Data records ->
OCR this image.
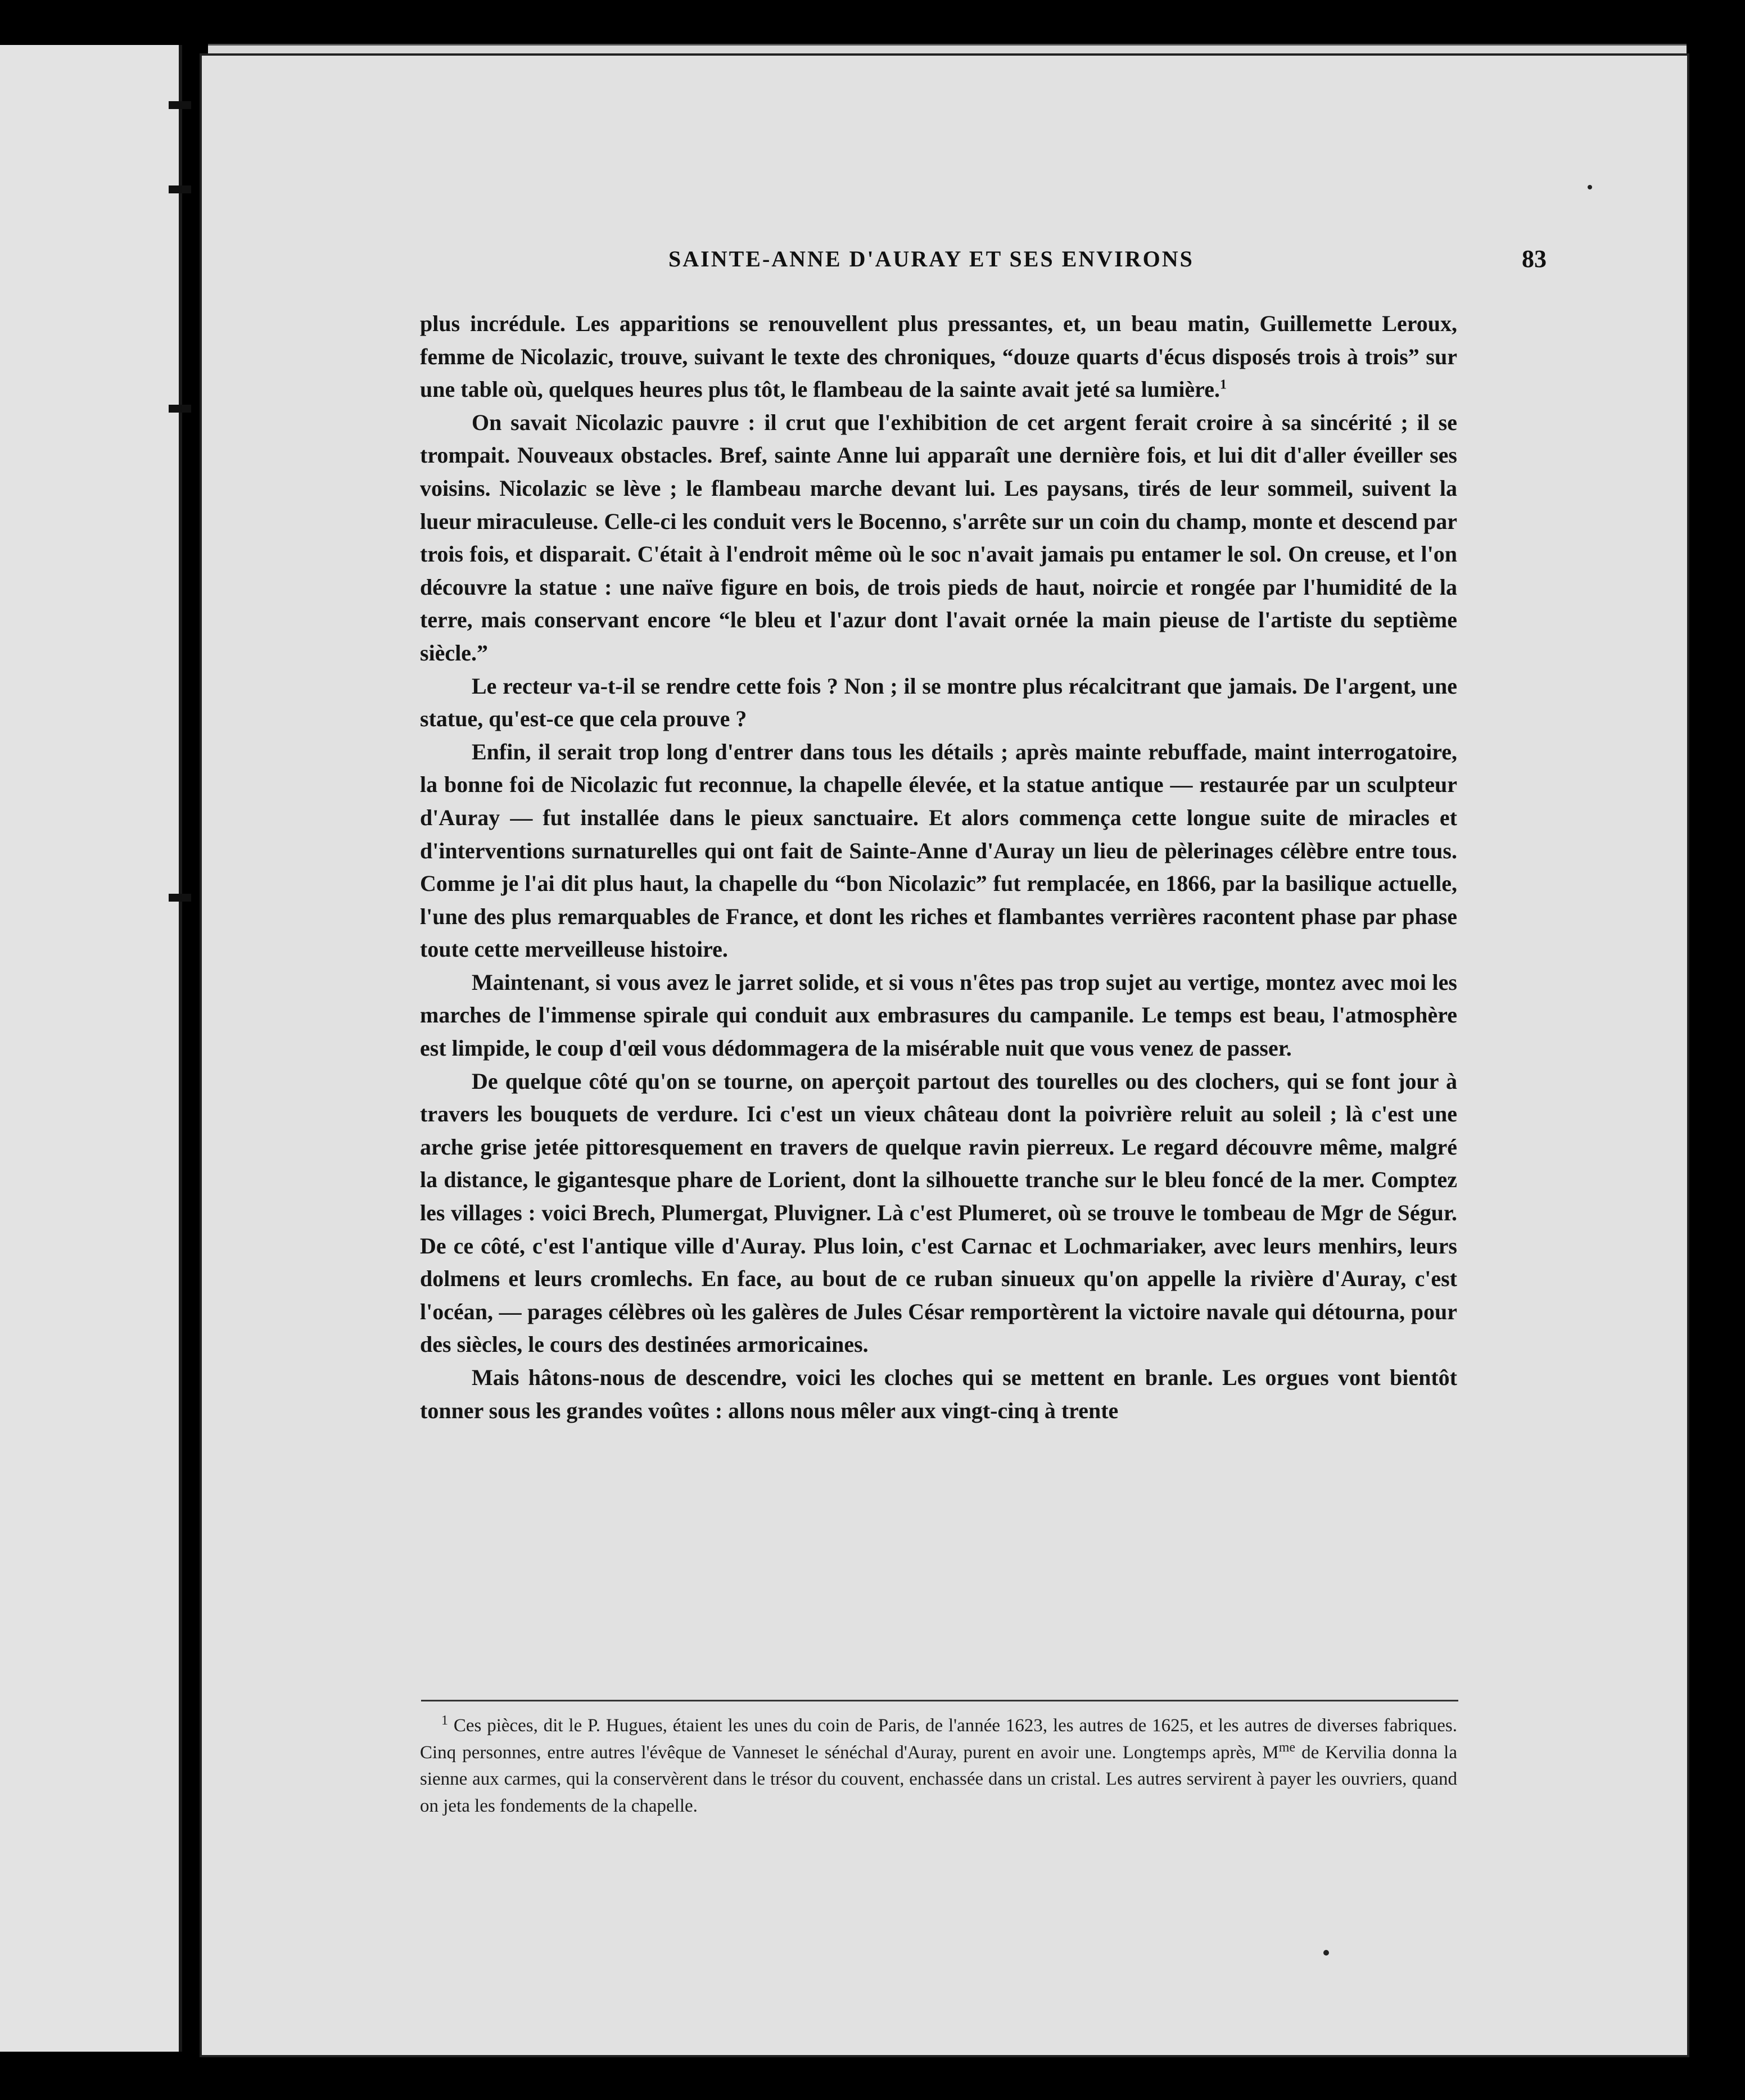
SAINTE-ANNE D'AURAY ET SES ENVIRONS	83

plus incrédule. Les apparitions se renouvellent plus pressantes, et, un beau matin, Guillemette Leroux, femme de Nicolazic, trouve, suivant le texte des chroniques, “douze quarts d'écus disposés trois à trois” sur une table où, quelques heures plus tôt, le flambeau de la sainte avait jeté sa lumière.$^1$

On savait Nicolazic pauvre : il crut que l'exhibition de cet argent ferait croire à sa sincérité ; il se trompait. Nouveaux obstacles. Bref, sainte Anne lui apparaît une dernière fois, et lui dit d'aller éveiller ses voisins. Nicolazic se lève ; le flambeau marche devant lui. Les paysans, tirés de leur sommeil, suivent la lueur miraculeuse. Celle-ci les conduit vers le Bocenno, s'arrête sur un coin du champ, monte et descend par trois fois, et disparait. C'était à l'endroit même où le soc n'avait jamais pu entamer le sol. On creuse, et l'on découvre la statue : une naïve figure en bois, de trois pieds de haut, noircie et rongée par l'humidité de la terre, mais conservant encore “le bleu et l'azur dont l'avait ornée la main pieuse de l'artiste du septième siècle.”

Le recteur va-t-il se rendre cette fois ? Non ; il se montre plus récalcitrant que jamais. De l'argent, une statue, qu'est-ce que cela prouve ?

Enfin, il serait trop long d'entrer dans tous les détails ; après mainte rebuffade, maint interrogatoire, la bonne foi de Nicolazic fut reconnue, la chapelle élevée, et la statue antique — restaurée par un sculpteur d'Auray — fut installée dans le pieux sanctuaire. Et alors commença cette longue suite de miracles et d'interventions surnaturelles qui ont fait de Sainte-Anne d'Auray un lieu de pèlerinages célèbre entre tous. Comme je l'ai dit plus haut, la chapelle du “bon Nicolazic” fut remplacée, en 1866, par la basilique actuelle, l'une des plus remarquables de France, et dont les riches et flambantes verrières racontent phase par phase toute cette merveilleuse histoire.

Maintenant, si vous avez le jarret solide, et si vous n'êtes pas trop sujet au vertige, montez avec moi les marches de l'immense spirale qui conduit aux embrasures du campanile. Le temps est beau, l'atmosphère est limpide, le coup d'œil vous dédommagera de la misérable nuit que vous venez de passer.

De quelque côté qu'on se tourne, on aperçoit partout des tourelles ou des clochers, qui se font jour à travers les bouquets de verdure. Ici c'est un vieux château dont la poivrière reluit au soleil ; là c'est une arche grise jetée pittoresquement en travers de quelque ravin pierreux. Le regard découvre même, malgré la distance, le gigantesque phare de Lorient, dont la silhouette tranche sur le bleu foncé de la mer. Comptez les villages : voici Brech, Plumergat, Pluvigner. Là c'est Plumeret, où se trouve le tombeau de Mgr de Ségur. De ce côté, c'est l'antique ville d'Auray. Plus loin, c'est Carnac et Lochmariaker, avec leurs menhirs, leurs dolmens et leurs cromlechs. En face, au bout de ce ruban sinueux qu'on appelle la rivière d'Auray, c'est l'océan, — parages célèbres où les galères de Jules César remportèrent la victoire navale qui détourna, pour des siècles, le cours des destinées armoricaines.

Mais hâtons-nous de descendre, voici les cloches qui se mettent en branle. Les orgues vont bientôt tonner sous les grandes voûtes : allons nous mêler aux vingt-cinq à trente

$^1$ Ces pièces, dit le P. Hugues, étaient les unes du coin de Paris, de l'année 1623, les autres de 1625, et les autres de diverses fabriques. Cinq personnes, entre autres l'évêque de Vanneset le sénéchal d'Auray, purent en avoir une. Longtemps après, $M^{me}$ de Kervilia donna la sienne aux carmes, qui la conservèrent dans le trésor du couvent, enchassée dans un cristal. Les autres servirent à payer les ouvriers, quand on jeta les fondements de la chapelle.
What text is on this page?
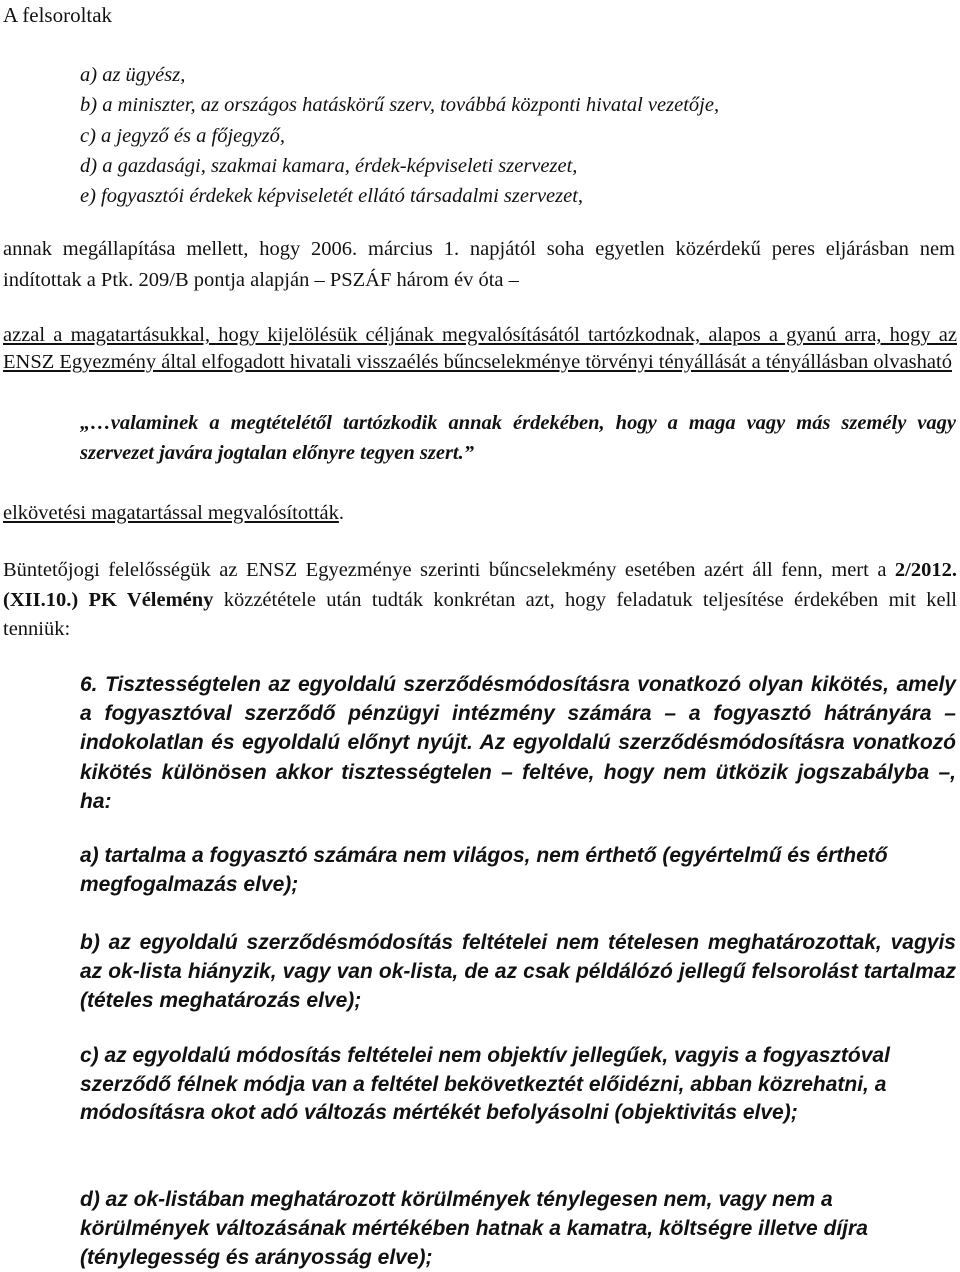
A felsoroltak
a) az ügyész,
b) a miniszter, az országos hatáskörű szerv, továbbá központi hivatal vezetője,
c) a jegyző és a főjegyző,
d) a gazdasági, szakmai kamara, érdek-képviseleti szervezet,
e) fogyasztói érdekek képviseletét ellátó társadalmi szervezet,
annak megállapítása mellett, hogy 2006. március 1. napjától soha egyetlen közérdekű peres eljárásban nem indítottak a Ptk. 209/B pontja alapján – PSZÁF három év óta –
azzal a magatartásukkal, hogy kijelölésük céljának megvalósításától tartózkodnak, alapos a gyanú arra, hogy az ENSZ Egyezmény által elfogadott hivatali visszaélés bűncselekménye törvényi tényállását a tényállásban olvasható
„…valaminek a megtételétől tartózkodik annak érdekében, hogy a maga vagy más személy vagy szervezet javára jogtalan előnyre tegyen szert.”
elkövetési magatartással megvalósították.
Büntetőjogi felelősségük az ENSZ Egyezménye szerinti bűncselekmény esetében azért áll fenn, mert a 2/2012.(XII.10.) PK Vélemény közzététele után tudták konkrétan azt, hogy feladatuk teljesítése érdekében mit kell tenniük:
6. Tisztességtelen az egyoldalú szerződésmódosításra vonatkozó olyan kikötés, amely a fogyasztóval szerződő pénzügyi intézmény számára – a fogyasztó hátrányára – indokolatlan és egyoldalú előnyt nyújt. Az egyoldalú szerződésmódosításra vonatkozó kikötés különösen akkor tisztességtelen – feltéve, hogy nem ütközik jogszabályba –, ha:
a) tartalma a fogyasztó számára nem világos, nem érthető (egyértelmű és érthető megfogalmazás elve);
b) az egyoldalú szerződésmódosítás feltételei nem tételesen meghatározottak, vagyis az ok-lista hiányzik, vagy van ok-lista, de az csak példálózó jellegű felsorolást tartalmaz (tételes meghatározás elve);
c) az egyoldalú módosítás feltételei nem objektív jellegűek, vagyis a fogyasztóval szerződő félnek módja van a feltétel bekövetkeztét előidézni, abban közrehatni, a módosításra okot adó változás mértékét befolyásolni (objektivitás elve);
d) az ok-listában meghatározott körülmények ténylegesen nem, vagy nem a körülmények változásának mértékében hatnak a kamatra, költségre illetve díjra (ténylegesség és arányosság elve);
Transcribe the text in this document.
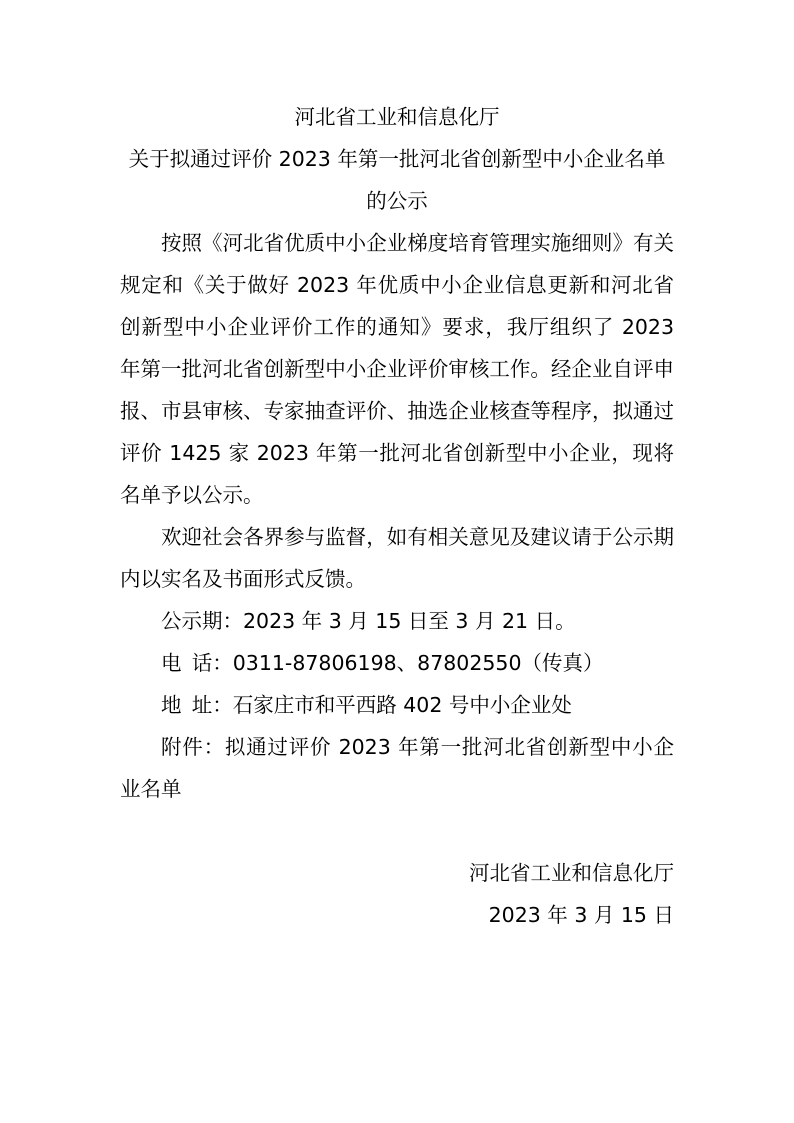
河北省工业和信息化厅
关于拟通过评价 2023 年第一批河北省创新型中小企业名单
的公示

按照《河北省优质中小企业梯度培育管理实施细则》有关规定和《关于做好 2023 年优质中小企业信息更新和河北省创新型中小企业评价工作的通知》要求，我厅组织了 2023 年第一批河北省创新型中小企业评价审核工作。经企业自评申报、市县审核、专家抽查评价、抽选企业核查等程序，拟通过评价 1425 家 2023 年第一批河北省创新型中小企业，现将名单予以公示。

欢迎社会各界参与监督，如有相关意见及建议请于公示期内以实名及书面形式反馈。

公示期：2023 年 3 月 15 日至 3 月 21 日。

电话：0311-87806198、87802550（传真）

地址：石家庄市和平西路 402 号中小企业处

附件：拟通过评价 2023 年第一批河北省创新型中小企业名单

河北省工业和信息化厅
2023 年 3 月 15 日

WHAT YOU HAVE TO DO ->
In your copy of the listing above, reproduce each line exactly and omit all pictures.

RESULT FOR THIS EXERCISE ->
OCR this image.
SAINTE-ANNE D'AURAY ET SES ENVIRONS	83

plus incrédule. Les apparitions se renouvellent plus pressantes, et, un beau matin, Guillemette Leroux, femme de Nicolazic, trouve, suivant le texte des chroniques, “douze quarts d'écus disposés trois à trois” sur une table où, quelques heures plus tôt, le flambeau de la sainte avait jeté sa lumière.$^1$

On savait Nicolazic pauvre : il crut que l'exhibition de cet argent ferait croire à sa sincérité ; il se trompait. Nouveaux obstacles. Bref, sainte Anne lui apparaît une dernière fois, et lui dit d'aller éveiller ses voisins. Nicolazic se lève ; le flambeau marche devant lui. Les paysans, tirés de leur sommeil, suivent la lueur miraculeuse. Celle-ci les conduit vers le Bocenno, s'arrête sur un coin du champ, monte et descend par trois fois, et disparait. C'était à l'endroit même où le soc n'avait jamais pu entamer le sol. On creuse, et l'on découvre la statue : une naïve figure en bois, de trois pieds de haut, noircie et rongée par l'humidité de la terre, mais conservant encore “le bleu et l'azur dont l'avait ornée la main pieuse de l'artiste du septième siècle.”

Le recteur va-t-il se rendre cette fois ? Non ; il se montre plus récalcitrant que jamais. De l'argent, une statue, qu'est-ce que cela prouve ?

Enfin, il serait trop long d'entrer dans tous les détails ; après mainte rebuffade, maint interrogatoire, la bonne foi de Nicolazic fut reconnue, la chapelle élevée, et la statue antique — restaurée par un sculpteur d'Auray — fut installée dans le pieux sanctuaire. Et alors commença cette longue suite de miracles et d'interventions surnaturelles qui ont fait de Sainte-Anne d'Auray un lieu de pèlerinages célèbre entre tous. Comme je l'ai dit plus haut, la chapelle du “bon Nicolazic” fut remplacée, en 1866, par la basilique actuelle, l'une des plus remarquables de France, et dont les riches et flambantes verrières racontent phase par phase toute cette merveilleuse histoire.

Maintenant, si vous avez le jarret solide, et si vous n'êtes pas trop sujet au vertige, montez avec moi les marches de l'immense spirale qui conduit aux embrasures du campanile. Le temps est beau, l'atmosphère est limpide, le coup d'œil vous dédommagera de la misérable nuit que vous venez de passer.

De quelque côté qu'on se tourne, on aperçoit partout des tourelles ou des clochers, qui se font jour à travers les bouquets de verdure. Ici c'est un vieux château dont la poivrière reluit au soleil ; là c'est une arche grise jetée pittoresquement en travers de quelque ravin pierreux. Le regard découvre même, malgré la distance, le gigantesque phare de Lorient, dont la silhouette tranche sur le bleu foncé de la mer. Comptez les villages : voici Brech, Plumergat, Pluvigner. Là c'est Plumeret, où se trouve le tombeau de Mgr de Ségur. De ce côté, c'est l'antique ville d'Auray. Plus loin, c'est Carnac et Lochmariaker, avec leurs menhirs, leurs dolmens et leurs cromlechs. En face, au bout de ce ruban sinueux qu'on appelle la rivière d'Auray, c'est l'océan, — parages célèbres où les galères de Jules César remportèrent la victoire navale qui détourna, pour des siècles, le cours des destinées armoricaines.

Mais hâtons-nous de descendre, voici les cloches qui se mettent en branle. Les orgues vont bientôt tonner sous les grandes voûtes : allons nous mêler aux vingt-cinq à trente

$^1$ Ces pièces, dit le P. Hugues, étaient les unes du coin de Paris, de l'année 1623, les autres de 1625, et les autres de diverses fabriques. Cinq personnes, entre autres l'évêque de Vanneset le sénéchal d'Auray, purent en avoir une. Longtemps après, $M^{me}$ de Kervilia donna la sienne aux carmes, qui la conservèrent dans le trésor du couvent, enchassée dans un cristal. Les autres servirent à payer les ouvriers, quand on jeta les fondements de la chapelle.
What text is on this page?
A felsoroltak
a) az ügyész,
b) a miniszter, az országos hatáskörű szerv, továbbá központi hivatal vezetője,
c) a jegyző és a főjegyző,
d) a gazdasági, szakmai kamara, érdek-képviseleti szervezet,
e) fogyasztói érdekek képviseletét ellátó társadalmi szervezet,
annak megállapítása mellett, hogy 2006. március 1. napjától soha egyetlen közérdekű peres eljárásban nem indítottak a Ptk. 209/B pontja alapján – PSZÁF három év óta –
azzal a magatartásukkal, hogy kijelölésük céljának megvalósításától tartózkodnak, alapos a gyanú arra, hogy az ENSZ Egyezmény által elfogadott hivatali visszaélés bűncselekménye törvényi tényállását a tényállásban olvasható
„…valaminek a megtételétől tartózkodik annak érdekében, hogy a maga vagy más személy vagy szervezet javára jogtalan előnyre tegyen szert.”
elkövetési magatartással megvalósították.
Büntetőjogi felelősségük az ENSZ Egyezménye szerinti bűncselekmény esetében azért áll fenn, mert a 2/2012.(XII.10.) PK Vélemény közzététele után tudták konkrétan azt, hogy feladatuk teljesítése érdekében mit kell tenniük:
6. Tisztességtelen az egyoldalú szerződésmódosításra vonatkozó olyan kikötés, amely a fogyasztóval szerződő pénzügyi intézmény számára – a fogyasztó hátrányára – indokolatlan és egyoldalú előnyt nyújt. Az egyoldalú szerződésmódosításra vonatkozó kikötés különösen akkor tisztességtelen – feltéve, hogy nem ütközik jogszabályba –, ha:
a) tartalma a fogyasztó számára nem világos, nem érthető (egyértelmű és érthető megfogalmazás elve);
b) az egyoldalú szerződésmódosítás feltételei nem tételesen meghatározottak, vagyis az ok-lista hiányzik, vagy van ok-lista, de az csak példálózó jellegű felsorolást tartalmaz (tételes meghatározás elve);
c) az egyoldalú módosítás feltételei nem objektív jellegűek, vagyis a fogyasztóval szerződő félnek módja van a feltétel bekövetkeztét előidézni, abban közrehatni, a módosításra okot adó változás mértékét befolyásolni (objektivitás elve);
d) az ok-listában meghatározott körülmények ténylegesen nem, vagy nem a körülmények változásának mértékében hatnak a kamatra, költségre illetve díjra (ténylegesség és arányosság elve);
Transcribe the text in this document.
河北省工业和信息化厅
关于拟通过评价 2023 年第一批河北省创新型中小企业名单
的公示

按照《河北省优质中小企业梯度培育管理实施细则》有关规定和《关于做好 2023 年优质中小企业信息更新和河北省创新型中小企业评价工作的通知》要求，我厅组织了 2023 年第一批河北省创新型中小企业评价审核工作。经企业自评申报、市县审核、专家抽查评价、抽选企业核查等程序，拟通过评价 1425 家 2023 年第一批河北省创新型中小企业，现将名单予以公示。

欢迎社会各界参与监督，如有相关意见及建议请于公示期内以实名及书面形式反馈。

公示期：2023 年 3 月 15 日至 3 月 21 日。

电话：0311-87806198、87802550（传真）

地址：石家庄市和平西路 402 号中小企业处

附件：拟通过评价 2023 年第一批河北省创新型中小企业名单

河北省工业和信息化厅
2023 年 3 月 15 日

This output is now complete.